▶ _Problem_:
Can you write out all of the material below, word for word?

▶ _Data excerpts_:
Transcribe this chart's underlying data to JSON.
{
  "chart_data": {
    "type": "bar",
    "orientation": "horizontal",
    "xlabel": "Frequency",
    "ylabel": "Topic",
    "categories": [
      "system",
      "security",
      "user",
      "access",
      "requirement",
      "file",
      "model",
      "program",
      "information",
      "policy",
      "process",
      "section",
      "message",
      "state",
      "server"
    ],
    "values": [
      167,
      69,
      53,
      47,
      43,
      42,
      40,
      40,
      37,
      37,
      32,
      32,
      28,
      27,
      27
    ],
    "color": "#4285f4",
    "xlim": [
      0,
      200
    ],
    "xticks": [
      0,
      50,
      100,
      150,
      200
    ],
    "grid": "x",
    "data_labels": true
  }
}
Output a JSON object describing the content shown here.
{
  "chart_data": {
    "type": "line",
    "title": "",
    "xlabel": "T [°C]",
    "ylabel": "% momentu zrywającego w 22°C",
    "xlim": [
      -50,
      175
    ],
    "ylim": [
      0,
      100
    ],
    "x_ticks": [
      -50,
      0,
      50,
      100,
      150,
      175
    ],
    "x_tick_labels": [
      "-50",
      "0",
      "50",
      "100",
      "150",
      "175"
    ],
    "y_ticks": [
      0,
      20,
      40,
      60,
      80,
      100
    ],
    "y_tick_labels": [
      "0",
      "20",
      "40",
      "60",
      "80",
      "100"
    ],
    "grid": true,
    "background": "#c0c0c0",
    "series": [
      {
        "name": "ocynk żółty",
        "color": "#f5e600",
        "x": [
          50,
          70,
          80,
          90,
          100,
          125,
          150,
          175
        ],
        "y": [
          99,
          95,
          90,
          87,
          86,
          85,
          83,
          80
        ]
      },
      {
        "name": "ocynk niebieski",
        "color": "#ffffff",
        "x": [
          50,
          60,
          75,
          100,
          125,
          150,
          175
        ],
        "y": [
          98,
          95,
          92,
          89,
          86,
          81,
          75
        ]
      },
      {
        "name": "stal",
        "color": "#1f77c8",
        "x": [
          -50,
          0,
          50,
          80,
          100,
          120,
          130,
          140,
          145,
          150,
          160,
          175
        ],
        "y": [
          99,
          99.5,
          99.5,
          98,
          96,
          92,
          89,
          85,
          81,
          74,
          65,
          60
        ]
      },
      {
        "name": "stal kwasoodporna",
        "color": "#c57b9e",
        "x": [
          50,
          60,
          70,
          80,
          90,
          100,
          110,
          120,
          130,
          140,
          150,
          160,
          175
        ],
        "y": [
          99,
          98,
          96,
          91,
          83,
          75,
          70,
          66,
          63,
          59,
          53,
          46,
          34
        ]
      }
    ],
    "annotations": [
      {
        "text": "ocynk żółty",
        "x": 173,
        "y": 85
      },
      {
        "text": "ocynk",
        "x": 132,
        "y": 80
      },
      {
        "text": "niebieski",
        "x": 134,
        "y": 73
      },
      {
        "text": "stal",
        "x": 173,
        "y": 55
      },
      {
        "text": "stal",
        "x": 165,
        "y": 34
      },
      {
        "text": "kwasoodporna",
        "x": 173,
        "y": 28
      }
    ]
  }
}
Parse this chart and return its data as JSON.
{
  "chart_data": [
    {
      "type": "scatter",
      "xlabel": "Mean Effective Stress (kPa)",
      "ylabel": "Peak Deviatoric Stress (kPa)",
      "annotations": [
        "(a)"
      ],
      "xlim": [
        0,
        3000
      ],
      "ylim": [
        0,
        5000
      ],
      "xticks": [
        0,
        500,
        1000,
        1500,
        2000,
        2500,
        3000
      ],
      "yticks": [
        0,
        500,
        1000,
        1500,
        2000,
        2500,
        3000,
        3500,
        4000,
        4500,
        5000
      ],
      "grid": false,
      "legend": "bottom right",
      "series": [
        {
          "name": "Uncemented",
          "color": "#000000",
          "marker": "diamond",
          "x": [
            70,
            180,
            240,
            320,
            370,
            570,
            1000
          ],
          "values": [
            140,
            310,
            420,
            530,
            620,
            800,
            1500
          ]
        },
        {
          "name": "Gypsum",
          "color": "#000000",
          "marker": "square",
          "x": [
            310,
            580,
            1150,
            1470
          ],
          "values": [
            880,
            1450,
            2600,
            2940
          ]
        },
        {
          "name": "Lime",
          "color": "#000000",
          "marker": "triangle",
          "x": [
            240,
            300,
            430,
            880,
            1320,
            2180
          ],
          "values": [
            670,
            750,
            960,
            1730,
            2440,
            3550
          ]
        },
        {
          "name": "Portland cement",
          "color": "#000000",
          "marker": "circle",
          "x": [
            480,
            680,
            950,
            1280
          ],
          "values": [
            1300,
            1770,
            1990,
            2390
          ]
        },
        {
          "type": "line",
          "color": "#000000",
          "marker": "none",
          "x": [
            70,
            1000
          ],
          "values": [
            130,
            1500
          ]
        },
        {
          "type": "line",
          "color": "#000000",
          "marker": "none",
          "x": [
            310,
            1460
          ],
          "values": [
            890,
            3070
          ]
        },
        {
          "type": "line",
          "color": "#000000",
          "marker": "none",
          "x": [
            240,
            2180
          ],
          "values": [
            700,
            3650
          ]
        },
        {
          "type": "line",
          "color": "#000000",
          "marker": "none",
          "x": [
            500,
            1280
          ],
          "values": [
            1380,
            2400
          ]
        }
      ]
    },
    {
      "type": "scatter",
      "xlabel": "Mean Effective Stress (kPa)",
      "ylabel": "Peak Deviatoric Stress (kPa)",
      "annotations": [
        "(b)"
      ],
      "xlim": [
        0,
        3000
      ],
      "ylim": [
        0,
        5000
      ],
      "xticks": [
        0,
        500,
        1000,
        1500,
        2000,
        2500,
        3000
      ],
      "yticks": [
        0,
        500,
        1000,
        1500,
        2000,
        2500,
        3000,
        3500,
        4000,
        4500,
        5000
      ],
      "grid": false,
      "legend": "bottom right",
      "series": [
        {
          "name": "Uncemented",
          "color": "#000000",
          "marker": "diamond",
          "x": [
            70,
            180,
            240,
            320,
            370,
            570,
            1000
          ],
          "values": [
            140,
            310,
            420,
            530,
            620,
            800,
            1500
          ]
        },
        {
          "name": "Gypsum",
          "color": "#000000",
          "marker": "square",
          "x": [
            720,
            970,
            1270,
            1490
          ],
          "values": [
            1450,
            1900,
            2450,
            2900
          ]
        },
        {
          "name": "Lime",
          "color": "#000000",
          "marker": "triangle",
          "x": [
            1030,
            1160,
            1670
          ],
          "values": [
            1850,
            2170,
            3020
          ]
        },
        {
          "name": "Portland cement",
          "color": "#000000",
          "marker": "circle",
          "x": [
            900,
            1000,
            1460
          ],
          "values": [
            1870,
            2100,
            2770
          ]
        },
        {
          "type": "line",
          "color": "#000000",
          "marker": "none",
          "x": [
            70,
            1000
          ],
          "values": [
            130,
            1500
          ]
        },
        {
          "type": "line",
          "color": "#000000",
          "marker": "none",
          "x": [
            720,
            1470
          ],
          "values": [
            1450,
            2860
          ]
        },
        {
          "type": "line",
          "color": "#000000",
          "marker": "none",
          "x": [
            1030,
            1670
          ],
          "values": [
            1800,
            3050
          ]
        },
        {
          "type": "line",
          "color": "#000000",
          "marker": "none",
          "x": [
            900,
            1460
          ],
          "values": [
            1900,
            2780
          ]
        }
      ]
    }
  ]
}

▶ _Expected answer_:
Transcribe this chart's underlying data to JSON.
{
  "chart_data": {
    "type": "bar",
    "orientation": "horizontal",
    "xlabel": "Frequency",
    "ylabel": "Topic",
    "categories": [
      "system",
      "security",
      "user",
      "access",
      "requirement",
      "file",
      "model",
      "program",
      "information",
      "policy",
      "process",
      "section",
      "message",
      "state",
      "server"
    ],
    "values": [
      167,
      69,
      53,
      47,
      43,
      42,
      40,
      40,
      37,
      37,
      32,
      32,
      28,
      27,
      27
    ],
    "color": "#4285f4",
    "xlim": [
      0,
      200
    ],
    "xticks": [
      0,
      50,
      100,
      150,
      200
    ],
    "grid": "x",
    "data_labels": true
  }
}
Output a JSON object describing the content shown here.
{
  "chart_data": {
    "type": "line",
    "title": "",
    "xlabel": "T [°C]",
    "ylabel": "% momentu zrywającego w 22°C",
    "xlim": [
      -50,
      175
    ],
    "ylim": [
      0,
      100
    ],
    "x_ticks": [
      -50,
      0,
      50,
      100,
      150,
      175
    ],
    "x_tick_labels": [
      "-50",
      "0",
      "50",
      "100",
      "150",
      "175"
    ],
    "y_ticks": [
      0,
      20,
      40,
      60,
      80,
      100
    ],
    "y_tick_labels": [
      "0",
      "20",
      "40",
      "60",
      "80",
      "100"
    ],
    "grid": true,
    "background": "#c0c0c0",
    "series": [
      {
        "name": "ocynk żółty",
        "color": "#f5e600",
        "x": [
          50,
          70,
          80,
          90,
          100,
          125,
          150,
          175
        ],
        "y": [
          99,
          95,
          90,
          87,
          86,
          85,
          83,
          80
        ]
      },
      {
        "name": "ocynk niebieski",
        "color": "#ffffff",
        "x": [
          50,
          60,
          75,
          100,
          125,
          150,
          175
        ],
        "y": [
          98,
          95,
          92,
          89,
          86,
          81,
          75
        ]
      },
      {
        "name": "stal",
        "color": "#1f77c8",
        "x": [
          -50,
          0,
          50,
          80,
          100,
          120,
          130,
          140,
          145,
          150,
          160,
          175
        ],
        "y": [
          99,
          99.5,
          99.5,
          98,
          96,
          92,
          89,
          85,
          81,
          74,
          65,
          60
        ]
      },
      {
        "name": "stal kwasoodporna",
        "color": "#c57b9e",
        "x": [
          50,
          60,
          70,
          80,
          90,
          100,
          110,
          120,
          130,
          140,
          150,
          160,
          175
        ],
        "y": [
          99,
          98,
          96,
          91,
          83,
          75,
          70,
          66,
          63,
          59,
          53,
          46,
          34
        ]
      }
    ],
    "annotations": [
      {
        "text": "ocynk żółty",
        "x": 173,
        "y": 85
      },
      {
        "text": "ocynk",
        "x": 132,
        "y": 80
      },
      {
        "text": "niebieski",
        "x": 134,
        "y": 73
      },
      {
        "text": "stal",
        "x": 173,
        "y": 55
      },
      {
        "text": "stal",
        "x": 165,
        "y": 34
      },
      {
        "text": "kwasoodporna",
        "x": 173,
        "y": 28
      }
    ]
  }
}
Parse this chart and return its data as JSON.
{
  "chart_data": [
    {
      "type": "scatter",
      "xlabel": "Mean Effective Stress (kPa)",
      "ylabel": "Peak Deviatoric Stress (kPa)",
      "annotations": [
        "(a)"
      ],
      "xlim": [
        0,
        3000
      ],
      "ylim": [
        0,
        5000
      ],
      "xticks": [
        0,
        500,
        1000,
        1500,
        2000,
        2500,
        3000
      ],
      "yticks": [
        0,
        500,
        1000,
        1500,
        2000,
        2500,
        3000,
        3500,
        4000,
        4500,
        5000
      ],
      "grid": false,
      "legend": "bottom right",
      "series": [
        {
          "name": "Uncemented",
          "color": "#000000",
          "marker": "diamond",
          "x": [
            70,
            180,
            240,
            320,
            370,
            570,
            1000
          ],
          "values": [
            140,
            310,
            420,
            530,
            620,
            800,
            1500
          ]
        },
        {
          "name": "Gypsum",
          "color": "#000000",
          "marker": "square",
          "x": [
            310,
            580,
            1150,
            1470
          ],
          "values": [
            880,
            1450,
            2600,
            2940
          ]
        },
        {
          "name": "Lime",
          "color": "#000000",
          "marker": "triangle",
          "x": [
            240,
            300,
            430,
            880,
            1320,
            2180
          ],
          "values": [
            670,
            750,
            960,
            1730,
            2440,
            3550
          ]
        },
        {
          "name": "Portland cement",
          "color": "#000000",
          "marker": "circle",
          "x": [
            480,
            680,
            950,
            1280
          ],
          "values": [
            1300,
            1770,
            1990,
            2390
          ]
        },
        {
          "type": "line",
          "color": "#000000",
          "marker": "none",
          "x": [
            70,
            1000
          ],
          "values": [
            130,
            1500
          ]
        },
        {
          "type": "line",
          "color": "#000000",
          "marker": "none",
          "x": [
            310,
            1460
          ],
          "values": [
            890,
            3070
          ]
        },
        {
          "type": "line",
          "color": "#000000",
          "marker": "none",
          "x": [
            240,
            2180
          ],
          "values": [
            700,
            3650
          ]
        },
        {
          "type": "line",
          "color": "#000000",
          "marker": "none",
          "x": [
            500,
            1280
          ],
          "values": [
            1380,
            2400
          ]
        }
      ]
    },
    {
      "type": "scatter",
      "xlabel": "Mean Effective Stress (kPa)",
      "ylabel": "Peak Deviatoric Stress (kPa)",
      "annotations": [
        "(b)"
      ],
      "xlim": [
        0,
        3000
      ],
      "ylim": [
        0,
        5000
      ],
      "xticks": [
        0,
        500,
        1000,
        1500,
        2000,
        2500,
        3000
      ],
      "yticks": [
        0,
        500,
        1000,
        1500,
        2000,
        2500,
        3000,
        3500,
        4000,
        4500,
        5000
      ],
      "grid": false,
      "legend": "bottom right",
      "series": [
        {
          "name": "Uncemented",
          "color": "#000000",
          "marker": "diamond",
          "x": [
            70,
            180,
            240,
            320,
            370,
            570,
            1000
          ],
          "values": [
            140,
            310,
            420,
            530,
            620,
            800,
            1500
          ]
        },
        {
          "name": "Gypsum",
          "color": "#000000",
          "marker": "square",
          "x": [
            720,
            970,
            1270,
            1490
          ],
          "values": [
            1450,
            1900,
            2450,
            2900
          ]
        },
        {
          "name": "Lime",
          "color": "#000000",
          "marker": "triangle",
          "x": [
            1030,
            1160,
            1670
          ],
          "values": [
            1850,
            2170,
            3020
          ]
        },
        {
          "name": "Portland cement",
          "color": "#000000",
          "marker": "circle",
          "x": [
            900,
            1000,
            1460
          ],
          "values": [
            1870,
            2100,
            2770
          ]
        },
        {
          "type": "line",
          "color": "#000000",
          "marker": "none",
          "x": [
            70,
            1000
          ],
          "values": [
            130,
            1500
          ]
        },
        {
          "type": "line",
          "color": "#000000",
          "marker": "none",
          "x": [
            720,
            1470
          ],
          "values": [
            1450,
            2860
          ]
        },
        {
          "type": "line",
          "color": "#000000",
          "marker": "none",
          "x": [
            1030,
            1670
          ],
          "values": [
            1800,
            3050
          ]
        },
        {
          "type": "line",
          "color": "#000000",
          "marker": "none",
          "x": [
            900,
            1460
          ],
          "values": [
            1900,
            2780
          ]
        }
      ]
    }
  ]
}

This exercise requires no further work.